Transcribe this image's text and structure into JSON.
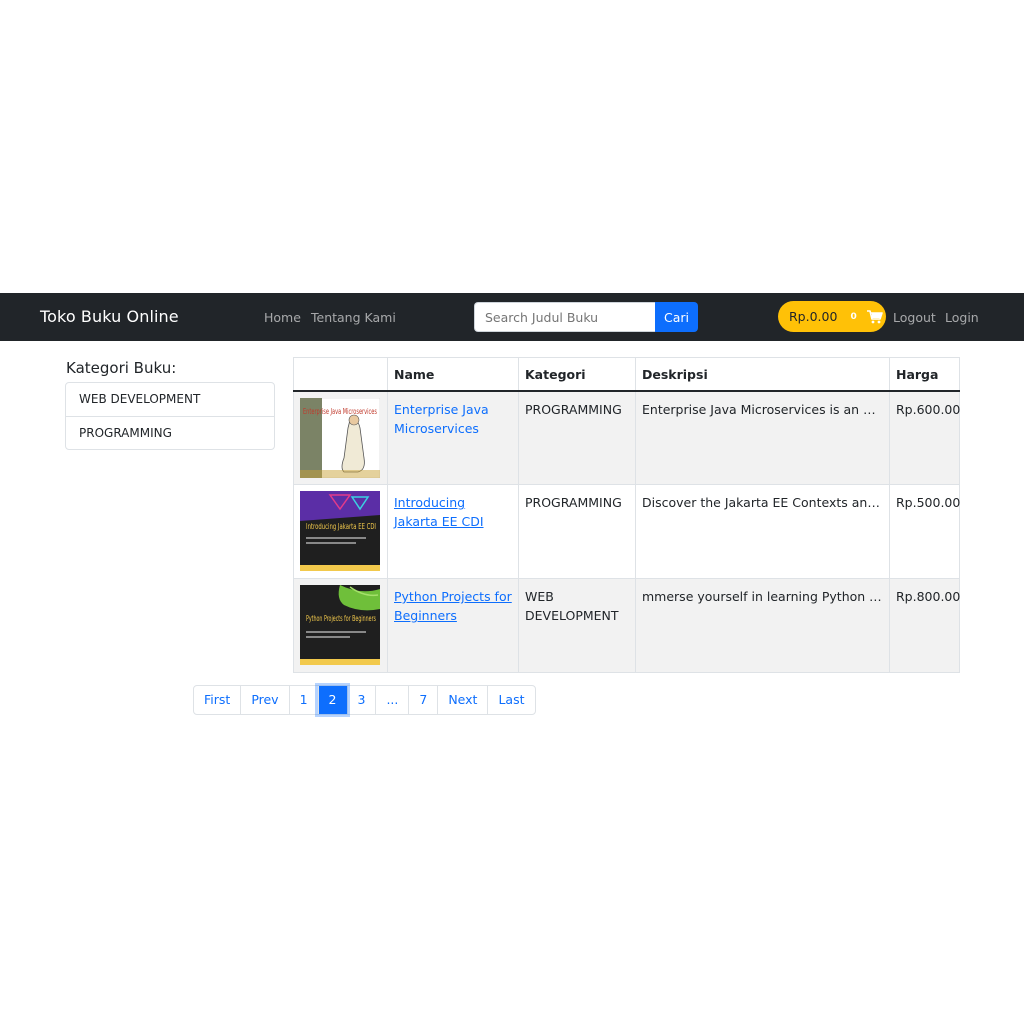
{
  "navbar": {
    "brand": "Toko Buku Online",
    "links": {
      "home": "Home",
      "about": "Tentang Kami"
    },
    "search": {
      "placeholder": "Search Judul Buku",
      "button": "Cari"
    },
    "cart": {
      "total": "Rp.0.00",
      "count": "0",
      "icon": "cart-icon"
    },
    "auth": {
      "logout": "Logout",
      "login": "Login"
    },
    "colors": {
      "background": "#212529",
      "primary": "#0d6efd",
      "cart": "#ffc107"
    }
  },
  "sidebar": {
    "title": "Kategori Buku:",
    "categories": [
      "WEB DEVELOPMENT",
      "PROGRAMMING"
    ]
  },
  "table": {
    "headers": [
      "",
      "Name",
      "Kategori",
      "Deskripsi",
      "Harga"
    ],
    "rows": [
      {
        "cover_title": "Enterprise Java Microservices",
        "name": "Enterprise Java Microservices",
        "category": "PROGRAMMING",
        "description": "Enterprise Java Microservices is an example-rich tutorial",
        "price": "Rp.600.00"
      },
      {
        "cover_title": "Introducing Jakarta EE CDI",
        "name": "Introducing Jakarta EE CDI",
        "category": "PROGRAMMING",
        "description": "Discover the Jakarta EE Contexts and Dependency Injection",
        "price": "Rp.500.00"
      },
      {
        "cover_title": "Python Projects for Beginners",
        "name": "Python Projects for Beginners",
        "category": "WEB DEVELOPMENT",
        "description": "mmerse yourself in learning Python and data analysis",
        "price": "Rp.800.00"
      }
    ]
  },
  "pagination": {
    "items": [
      "First",
      "Prev",
      "1",
      "2",
      "3",
      "...",
      "7",
      "Next",
      "Last"
    ],
    "active": "2"
  }
}
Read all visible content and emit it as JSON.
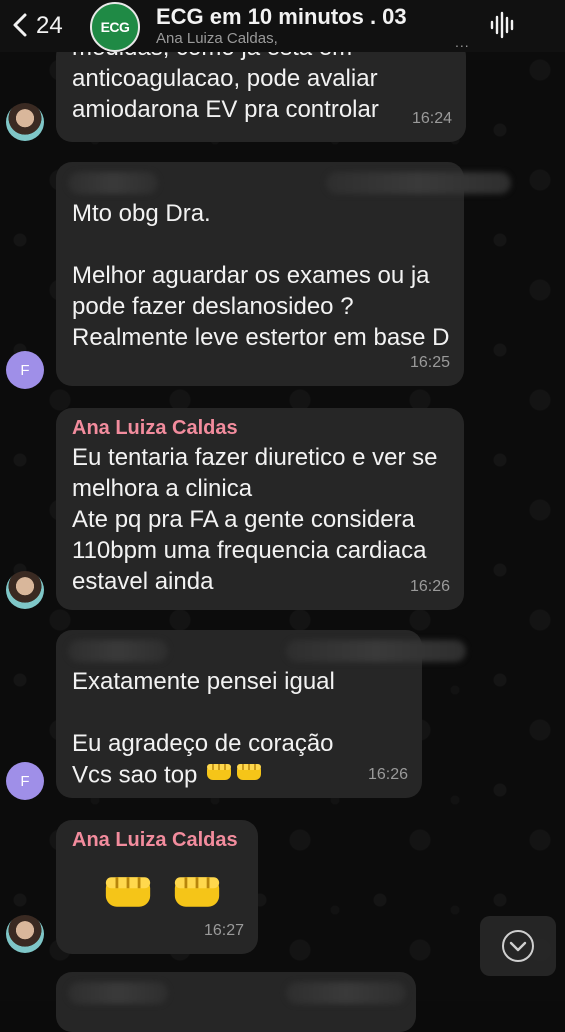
{
  "header": {
    "back_count": "24",
    "group_avatar_text": "ECG",
    "title": "ECG em 10 minutos . 03",
    "subtitle": "Ana Luiza Caldas,",
    "more": "..."
  },
  "messages": [
    {
      "id": "m1",
      "lines": [
        "medidas, como ja esta em",
        "anticoagulacao, pode avaliar",
        "amiodarona EV pra controlar"
      ],
      "time": "16:24"
    },
    {
      "id": "m2",
      "avatar_letter": "F",
      "lines": [
        "Mto obg Dra.",
        "",
        "Melhor aguardar os exames ou ja",
        "pode fazer deslanosideo ?",
        "Realmente leve estertor em base D"
      ],
      "time": "16:25"
    },
    {
      "id": "m3",
      "sender": "Ana Luiza Caldas",
      "lines": [
        "Eu tentaria fazer diuretico e ver se",
        "melhora a clinica",
        "Ate pq pra FA a gente considera",
        "110bpm uma frequencia cardiaca",
        "estavel ainda"
      ],
      "time": "16:26"
    },
    {
      "id": "m4",
      "avatar_letter": "F",
      "lines": [
        "Exatamente pensei igual",
        "",
        "Eu agradeço de coração",
        "Vcs sao top"
      ],
      "time": "16:26"
    },
    {
      "id": "m5",
      "sender": "Ana Luiza Caldas",
      "time": "16:27"
    }
  ],
  "icons": {
    "back": "chevron-left-icon",
    "voice": "waveform-icon",
    "scroll_down": "chevron-down-icon",
    "reaction": "fist-emoji"
  },
  "colors": {
    "bubble": "#262626",
    "sender_name": "#f28c9d",
    "avatar_f": "#9f8fe8",
    "group_avatar": "#1f8a45"
  }
}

◆ TO DO ◆
Work out how many lines in the records above contain the word "pode", and give only that number.

◆ ANSWER TO THIS EXERCISE ◆
2